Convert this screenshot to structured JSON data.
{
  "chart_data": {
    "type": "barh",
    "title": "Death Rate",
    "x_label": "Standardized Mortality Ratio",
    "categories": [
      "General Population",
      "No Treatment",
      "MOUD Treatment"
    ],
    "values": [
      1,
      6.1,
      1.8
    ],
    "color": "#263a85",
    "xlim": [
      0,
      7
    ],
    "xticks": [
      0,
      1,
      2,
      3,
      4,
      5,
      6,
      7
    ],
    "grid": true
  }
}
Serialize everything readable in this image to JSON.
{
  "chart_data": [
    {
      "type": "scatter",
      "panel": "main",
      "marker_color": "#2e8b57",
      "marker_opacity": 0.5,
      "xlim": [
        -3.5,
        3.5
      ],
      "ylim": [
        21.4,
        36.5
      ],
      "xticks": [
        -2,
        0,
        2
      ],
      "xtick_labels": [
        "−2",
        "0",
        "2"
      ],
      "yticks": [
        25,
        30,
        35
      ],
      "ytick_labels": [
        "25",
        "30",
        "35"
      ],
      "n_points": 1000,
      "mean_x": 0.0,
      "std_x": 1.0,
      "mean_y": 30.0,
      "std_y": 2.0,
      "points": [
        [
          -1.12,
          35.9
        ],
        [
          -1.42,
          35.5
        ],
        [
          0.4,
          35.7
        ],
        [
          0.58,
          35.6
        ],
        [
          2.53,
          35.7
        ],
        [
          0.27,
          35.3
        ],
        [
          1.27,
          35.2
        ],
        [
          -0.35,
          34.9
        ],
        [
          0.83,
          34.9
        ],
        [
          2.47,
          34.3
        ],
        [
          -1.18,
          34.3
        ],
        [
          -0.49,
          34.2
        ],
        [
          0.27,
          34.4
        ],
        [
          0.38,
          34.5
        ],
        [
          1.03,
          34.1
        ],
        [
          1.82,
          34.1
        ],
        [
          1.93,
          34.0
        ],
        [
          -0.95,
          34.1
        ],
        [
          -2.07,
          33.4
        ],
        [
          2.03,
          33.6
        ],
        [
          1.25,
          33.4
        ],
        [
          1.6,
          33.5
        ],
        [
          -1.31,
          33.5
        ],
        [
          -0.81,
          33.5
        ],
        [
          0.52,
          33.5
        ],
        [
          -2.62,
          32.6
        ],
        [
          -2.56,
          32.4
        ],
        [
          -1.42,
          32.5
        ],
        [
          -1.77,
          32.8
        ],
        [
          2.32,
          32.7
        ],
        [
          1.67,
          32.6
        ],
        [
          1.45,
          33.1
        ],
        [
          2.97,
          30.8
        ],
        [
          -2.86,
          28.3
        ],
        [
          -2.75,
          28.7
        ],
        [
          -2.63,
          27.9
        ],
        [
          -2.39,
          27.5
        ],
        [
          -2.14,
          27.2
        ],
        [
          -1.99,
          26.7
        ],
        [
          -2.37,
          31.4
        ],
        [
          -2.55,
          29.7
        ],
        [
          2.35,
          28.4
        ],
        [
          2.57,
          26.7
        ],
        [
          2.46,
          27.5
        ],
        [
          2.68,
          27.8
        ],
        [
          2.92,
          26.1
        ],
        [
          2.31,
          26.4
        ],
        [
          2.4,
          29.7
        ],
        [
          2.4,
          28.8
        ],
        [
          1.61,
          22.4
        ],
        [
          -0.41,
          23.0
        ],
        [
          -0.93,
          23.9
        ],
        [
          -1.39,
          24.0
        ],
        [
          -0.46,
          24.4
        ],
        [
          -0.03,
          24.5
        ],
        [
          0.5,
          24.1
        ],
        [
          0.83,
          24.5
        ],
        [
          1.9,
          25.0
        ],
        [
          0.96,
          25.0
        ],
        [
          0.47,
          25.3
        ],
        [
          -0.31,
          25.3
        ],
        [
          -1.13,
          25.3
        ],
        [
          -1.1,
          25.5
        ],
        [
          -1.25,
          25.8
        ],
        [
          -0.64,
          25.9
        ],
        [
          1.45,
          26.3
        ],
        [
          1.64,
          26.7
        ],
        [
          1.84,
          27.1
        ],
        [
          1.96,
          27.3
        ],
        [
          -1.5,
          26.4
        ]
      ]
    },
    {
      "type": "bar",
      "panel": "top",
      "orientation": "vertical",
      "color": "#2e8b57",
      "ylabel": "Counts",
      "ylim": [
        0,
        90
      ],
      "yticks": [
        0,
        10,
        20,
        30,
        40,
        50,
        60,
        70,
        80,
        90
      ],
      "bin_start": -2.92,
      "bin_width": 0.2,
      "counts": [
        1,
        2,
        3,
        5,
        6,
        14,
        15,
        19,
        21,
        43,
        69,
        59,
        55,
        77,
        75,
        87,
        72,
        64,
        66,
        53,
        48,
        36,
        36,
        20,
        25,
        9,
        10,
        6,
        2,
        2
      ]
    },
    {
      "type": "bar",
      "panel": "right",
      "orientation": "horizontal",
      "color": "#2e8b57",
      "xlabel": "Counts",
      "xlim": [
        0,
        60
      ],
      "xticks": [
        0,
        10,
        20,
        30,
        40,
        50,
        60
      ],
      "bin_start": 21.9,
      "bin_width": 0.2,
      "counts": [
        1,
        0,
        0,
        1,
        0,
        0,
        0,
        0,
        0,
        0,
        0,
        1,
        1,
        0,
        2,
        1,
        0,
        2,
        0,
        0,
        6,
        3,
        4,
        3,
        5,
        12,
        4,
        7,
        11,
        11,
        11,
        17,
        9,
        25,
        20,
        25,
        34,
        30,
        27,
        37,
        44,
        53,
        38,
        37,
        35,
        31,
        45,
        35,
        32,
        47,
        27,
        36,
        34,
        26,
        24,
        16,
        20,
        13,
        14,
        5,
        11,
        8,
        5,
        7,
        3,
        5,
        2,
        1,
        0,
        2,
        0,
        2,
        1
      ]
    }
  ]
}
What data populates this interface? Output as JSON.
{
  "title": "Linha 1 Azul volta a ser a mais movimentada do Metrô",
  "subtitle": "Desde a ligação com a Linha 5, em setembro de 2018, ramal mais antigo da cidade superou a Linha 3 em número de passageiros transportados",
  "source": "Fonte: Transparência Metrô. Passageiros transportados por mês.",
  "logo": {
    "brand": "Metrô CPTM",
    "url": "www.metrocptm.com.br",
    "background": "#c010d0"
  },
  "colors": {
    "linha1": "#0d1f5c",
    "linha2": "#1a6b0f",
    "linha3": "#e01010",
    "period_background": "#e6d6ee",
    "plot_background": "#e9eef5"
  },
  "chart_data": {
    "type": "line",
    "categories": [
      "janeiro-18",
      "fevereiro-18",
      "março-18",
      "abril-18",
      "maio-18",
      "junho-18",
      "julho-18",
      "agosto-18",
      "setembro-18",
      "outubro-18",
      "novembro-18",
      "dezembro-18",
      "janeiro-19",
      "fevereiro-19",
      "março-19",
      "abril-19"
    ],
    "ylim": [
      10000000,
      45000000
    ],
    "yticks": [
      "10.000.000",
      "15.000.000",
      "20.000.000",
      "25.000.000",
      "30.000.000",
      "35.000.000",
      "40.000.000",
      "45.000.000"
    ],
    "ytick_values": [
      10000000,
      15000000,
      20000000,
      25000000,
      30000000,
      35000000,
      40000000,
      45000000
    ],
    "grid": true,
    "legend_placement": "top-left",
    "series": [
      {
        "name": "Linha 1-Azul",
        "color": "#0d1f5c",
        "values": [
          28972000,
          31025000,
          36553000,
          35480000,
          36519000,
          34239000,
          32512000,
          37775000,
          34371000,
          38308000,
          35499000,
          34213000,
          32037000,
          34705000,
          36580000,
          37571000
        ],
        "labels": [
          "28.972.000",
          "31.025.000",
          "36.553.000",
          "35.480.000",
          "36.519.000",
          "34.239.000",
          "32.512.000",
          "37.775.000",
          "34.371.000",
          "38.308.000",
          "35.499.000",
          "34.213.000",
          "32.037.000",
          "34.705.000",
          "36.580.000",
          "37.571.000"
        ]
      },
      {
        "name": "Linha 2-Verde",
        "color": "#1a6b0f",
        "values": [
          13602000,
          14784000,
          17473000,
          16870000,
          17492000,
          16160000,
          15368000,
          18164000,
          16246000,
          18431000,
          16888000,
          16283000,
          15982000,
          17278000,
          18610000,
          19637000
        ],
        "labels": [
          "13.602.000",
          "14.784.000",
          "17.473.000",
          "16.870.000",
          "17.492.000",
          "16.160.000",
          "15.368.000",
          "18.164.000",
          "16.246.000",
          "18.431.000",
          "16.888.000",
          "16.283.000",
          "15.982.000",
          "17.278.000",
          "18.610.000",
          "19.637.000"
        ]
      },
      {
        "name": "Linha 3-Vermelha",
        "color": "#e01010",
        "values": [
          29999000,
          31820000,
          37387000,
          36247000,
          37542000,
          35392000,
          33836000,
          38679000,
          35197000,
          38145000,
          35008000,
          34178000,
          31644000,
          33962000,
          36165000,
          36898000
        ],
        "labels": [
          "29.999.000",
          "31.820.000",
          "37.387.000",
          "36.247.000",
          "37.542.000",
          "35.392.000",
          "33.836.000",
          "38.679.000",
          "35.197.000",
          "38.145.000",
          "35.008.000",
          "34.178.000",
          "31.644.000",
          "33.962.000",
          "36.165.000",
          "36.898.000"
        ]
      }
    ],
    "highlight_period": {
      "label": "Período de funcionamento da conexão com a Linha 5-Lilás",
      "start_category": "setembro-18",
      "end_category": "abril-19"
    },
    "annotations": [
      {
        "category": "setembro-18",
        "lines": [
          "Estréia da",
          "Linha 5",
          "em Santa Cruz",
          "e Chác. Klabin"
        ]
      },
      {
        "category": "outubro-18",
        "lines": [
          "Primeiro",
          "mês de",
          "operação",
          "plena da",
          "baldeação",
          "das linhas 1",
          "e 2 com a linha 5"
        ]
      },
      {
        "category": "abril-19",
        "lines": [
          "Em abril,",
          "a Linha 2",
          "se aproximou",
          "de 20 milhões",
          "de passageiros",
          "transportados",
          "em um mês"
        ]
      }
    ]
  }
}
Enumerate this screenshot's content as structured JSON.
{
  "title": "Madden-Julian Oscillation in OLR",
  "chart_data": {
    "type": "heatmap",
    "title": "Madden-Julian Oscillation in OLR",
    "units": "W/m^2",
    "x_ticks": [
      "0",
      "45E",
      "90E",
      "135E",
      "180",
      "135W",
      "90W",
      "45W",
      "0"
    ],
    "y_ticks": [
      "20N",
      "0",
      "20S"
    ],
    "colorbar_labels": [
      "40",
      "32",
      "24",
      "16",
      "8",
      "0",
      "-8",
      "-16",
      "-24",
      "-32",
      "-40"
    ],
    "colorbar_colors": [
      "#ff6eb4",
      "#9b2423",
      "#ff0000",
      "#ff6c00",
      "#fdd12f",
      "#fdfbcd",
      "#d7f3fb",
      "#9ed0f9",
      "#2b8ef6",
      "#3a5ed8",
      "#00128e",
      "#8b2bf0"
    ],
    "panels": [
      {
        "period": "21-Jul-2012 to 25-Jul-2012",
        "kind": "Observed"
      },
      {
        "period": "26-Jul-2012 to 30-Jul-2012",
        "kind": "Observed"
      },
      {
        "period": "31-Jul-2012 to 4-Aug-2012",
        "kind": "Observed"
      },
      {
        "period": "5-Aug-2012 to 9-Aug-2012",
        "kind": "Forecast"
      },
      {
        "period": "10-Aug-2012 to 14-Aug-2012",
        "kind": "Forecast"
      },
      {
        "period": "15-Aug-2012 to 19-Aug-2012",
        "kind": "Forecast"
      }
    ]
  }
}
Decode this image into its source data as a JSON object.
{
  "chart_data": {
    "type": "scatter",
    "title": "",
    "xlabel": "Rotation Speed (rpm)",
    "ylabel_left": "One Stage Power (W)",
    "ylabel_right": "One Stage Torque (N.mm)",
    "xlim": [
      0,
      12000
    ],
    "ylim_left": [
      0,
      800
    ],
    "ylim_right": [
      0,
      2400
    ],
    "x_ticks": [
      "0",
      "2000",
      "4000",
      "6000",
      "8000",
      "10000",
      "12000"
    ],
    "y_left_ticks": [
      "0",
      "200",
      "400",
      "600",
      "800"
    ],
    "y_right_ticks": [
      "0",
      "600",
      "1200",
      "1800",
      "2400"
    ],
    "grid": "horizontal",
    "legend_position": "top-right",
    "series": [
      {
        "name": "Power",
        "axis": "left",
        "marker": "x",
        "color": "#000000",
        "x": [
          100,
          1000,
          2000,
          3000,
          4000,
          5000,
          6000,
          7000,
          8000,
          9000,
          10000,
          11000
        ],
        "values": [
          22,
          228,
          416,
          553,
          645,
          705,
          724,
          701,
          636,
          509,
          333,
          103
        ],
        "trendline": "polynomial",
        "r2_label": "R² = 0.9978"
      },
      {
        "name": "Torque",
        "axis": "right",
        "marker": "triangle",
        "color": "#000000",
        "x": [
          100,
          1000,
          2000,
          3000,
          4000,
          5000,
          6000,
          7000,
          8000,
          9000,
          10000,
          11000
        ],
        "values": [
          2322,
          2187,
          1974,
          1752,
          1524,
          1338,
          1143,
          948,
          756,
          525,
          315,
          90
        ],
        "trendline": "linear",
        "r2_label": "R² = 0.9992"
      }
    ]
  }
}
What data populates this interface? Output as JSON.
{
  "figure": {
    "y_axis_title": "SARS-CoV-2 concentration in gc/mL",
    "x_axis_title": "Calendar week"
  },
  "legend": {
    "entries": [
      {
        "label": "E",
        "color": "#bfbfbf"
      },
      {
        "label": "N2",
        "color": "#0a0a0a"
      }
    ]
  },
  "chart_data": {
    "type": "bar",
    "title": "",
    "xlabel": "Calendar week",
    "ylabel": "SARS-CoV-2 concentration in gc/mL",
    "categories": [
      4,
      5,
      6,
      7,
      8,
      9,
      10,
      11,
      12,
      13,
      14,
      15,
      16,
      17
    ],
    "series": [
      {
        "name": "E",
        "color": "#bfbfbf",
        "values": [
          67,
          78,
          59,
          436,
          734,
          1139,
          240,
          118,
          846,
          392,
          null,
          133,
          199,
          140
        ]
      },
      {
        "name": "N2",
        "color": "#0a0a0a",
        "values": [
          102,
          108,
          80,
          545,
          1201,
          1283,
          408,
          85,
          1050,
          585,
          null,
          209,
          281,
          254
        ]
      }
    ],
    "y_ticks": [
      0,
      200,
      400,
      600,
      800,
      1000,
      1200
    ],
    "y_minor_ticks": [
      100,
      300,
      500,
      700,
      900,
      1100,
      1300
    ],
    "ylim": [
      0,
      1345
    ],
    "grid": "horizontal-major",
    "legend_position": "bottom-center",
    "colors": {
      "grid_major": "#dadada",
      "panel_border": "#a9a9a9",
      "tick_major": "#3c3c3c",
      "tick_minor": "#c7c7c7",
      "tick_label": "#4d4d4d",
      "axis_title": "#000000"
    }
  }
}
------------
To be done: Copy each line from the data above that includes "source".

Result:
  "source": "Fonte: Transparência Metrô. Passageiros transportados por mês.",
Decode this image into its source data as a JSON object.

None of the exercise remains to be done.